WRITTEN REQUEST: Write out the data below in full. Keep it exact.
═════ RAW DATA ═════
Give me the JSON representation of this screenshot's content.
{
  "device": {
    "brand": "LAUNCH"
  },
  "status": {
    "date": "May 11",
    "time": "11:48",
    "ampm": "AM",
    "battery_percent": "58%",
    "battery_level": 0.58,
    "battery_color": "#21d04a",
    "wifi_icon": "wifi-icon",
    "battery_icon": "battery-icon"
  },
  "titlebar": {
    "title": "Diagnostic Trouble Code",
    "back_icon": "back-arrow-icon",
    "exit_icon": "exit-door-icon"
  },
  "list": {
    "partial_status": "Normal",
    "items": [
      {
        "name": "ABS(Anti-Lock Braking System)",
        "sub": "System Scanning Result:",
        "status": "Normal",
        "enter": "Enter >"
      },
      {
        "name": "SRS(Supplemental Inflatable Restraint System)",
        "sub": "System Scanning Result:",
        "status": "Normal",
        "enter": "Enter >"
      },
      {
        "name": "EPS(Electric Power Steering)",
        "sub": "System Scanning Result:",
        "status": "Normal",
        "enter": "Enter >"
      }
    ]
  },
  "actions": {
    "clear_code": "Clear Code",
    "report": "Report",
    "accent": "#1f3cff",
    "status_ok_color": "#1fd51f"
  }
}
═════
EXERCISE SOLUTION:
Give me the JSON representation of this screenshot's content.
{
  "device": {
    "brand": "LAUNCH"
  },
  "status": {
    "date": "May 11",
    "time": "11:48",
    "ampm": "AM",
    "battery_percent": "58%",
    "battery_level": 0.58,
    "battery_color": "#21d04a",
    "wifi_icon": "wifi-icon",
    "battery_icon": "battery-icon"
  },
  "titlebar": {
    "title": "Diagnostic Trouble Code",
    "back_icon": "back-arrow-icon",
    "exit_icon": "exit-door-icon"
  },
  "list": {
    "partial_status": "Normal",
    "items": [
      {
        "name": "ABS(Anti-Lock Braking System)",
        "sub": "System Scanning Result:",
        "status": "Normal",
        "enter": "Enter >"
      },
      {
        "name": "SRS(Supplemental Inflatable Restraint System)",
        "sub": "System Scanning Result:",
        "status": "Normal",
        "enter": "Enter >"
      },
      {
        "name": "EPS(Electric Power Steering)",
        "sub": "System Scanning Result:",
        "status": "Normal",
        "enter": "Enter >"
      }
    ]
  },
  "actions": {
    "clear_code": "Clear Code",
    "report": "Report",
    "accent": "#1f3cff",
    "status_ok_color": "#1fd51f"
  }
}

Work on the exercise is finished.